# SET EXERCISE
Count every line in the entries that follow where the word "text" appears, then state only the total.

** Begin DATA RECORDS **

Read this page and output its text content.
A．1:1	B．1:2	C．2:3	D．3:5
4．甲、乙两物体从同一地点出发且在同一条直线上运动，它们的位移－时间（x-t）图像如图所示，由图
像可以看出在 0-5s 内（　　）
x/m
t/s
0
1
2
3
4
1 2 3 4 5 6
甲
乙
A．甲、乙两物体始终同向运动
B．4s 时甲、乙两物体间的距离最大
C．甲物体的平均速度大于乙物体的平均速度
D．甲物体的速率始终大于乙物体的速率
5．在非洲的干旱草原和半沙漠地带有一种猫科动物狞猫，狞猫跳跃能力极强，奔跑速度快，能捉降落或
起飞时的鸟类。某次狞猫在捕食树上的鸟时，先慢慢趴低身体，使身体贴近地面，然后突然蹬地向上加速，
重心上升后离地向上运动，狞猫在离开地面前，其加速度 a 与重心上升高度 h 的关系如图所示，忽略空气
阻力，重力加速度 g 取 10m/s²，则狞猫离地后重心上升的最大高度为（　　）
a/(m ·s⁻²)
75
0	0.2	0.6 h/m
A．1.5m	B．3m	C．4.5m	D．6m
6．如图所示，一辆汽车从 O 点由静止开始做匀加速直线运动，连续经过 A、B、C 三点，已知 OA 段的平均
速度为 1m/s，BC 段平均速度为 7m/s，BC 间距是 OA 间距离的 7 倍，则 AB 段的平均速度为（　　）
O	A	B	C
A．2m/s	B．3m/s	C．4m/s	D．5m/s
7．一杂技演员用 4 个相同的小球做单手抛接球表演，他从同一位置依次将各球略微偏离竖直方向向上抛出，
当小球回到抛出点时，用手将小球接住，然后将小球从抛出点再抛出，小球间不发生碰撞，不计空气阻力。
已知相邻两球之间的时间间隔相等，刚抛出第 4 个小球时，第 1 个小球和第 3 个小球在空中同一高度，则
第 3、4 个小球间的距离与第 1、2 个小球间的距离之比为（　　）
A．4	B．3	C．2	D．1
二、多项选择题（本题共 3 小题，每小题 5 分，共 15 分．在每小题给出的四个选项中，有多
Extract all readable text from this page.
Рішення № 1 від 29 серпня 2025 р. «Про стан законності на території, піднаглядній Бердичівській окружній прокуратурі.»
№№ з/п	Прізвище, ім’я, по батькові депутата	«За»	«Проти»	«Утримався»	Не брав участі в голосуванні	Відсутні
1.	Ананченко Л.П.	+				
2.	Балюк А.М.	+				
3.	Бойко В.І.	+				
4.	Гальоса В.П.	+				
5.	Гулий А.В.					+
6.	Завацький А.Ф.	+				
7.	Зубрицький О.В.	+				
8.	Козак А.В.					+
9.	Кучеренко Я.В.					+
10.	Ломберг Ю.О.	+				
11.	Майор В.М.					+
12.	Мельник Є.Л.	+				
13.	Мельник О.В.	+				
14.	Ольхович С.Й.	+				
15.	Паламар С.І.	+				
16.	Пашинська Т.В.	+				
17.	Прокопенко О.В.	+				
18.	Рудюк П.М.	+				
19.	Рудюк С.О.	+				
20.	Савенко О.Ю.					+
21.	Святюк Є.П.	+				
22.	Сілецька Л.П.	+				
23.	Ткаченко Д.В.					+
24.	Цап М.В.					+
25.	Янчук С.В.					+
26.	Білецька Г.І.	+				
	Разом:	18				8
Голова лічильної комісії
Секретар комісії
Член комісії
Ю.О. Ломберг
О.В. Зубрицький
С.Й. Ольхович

** End DATA RECORDS **

# FULL SOLUTION
2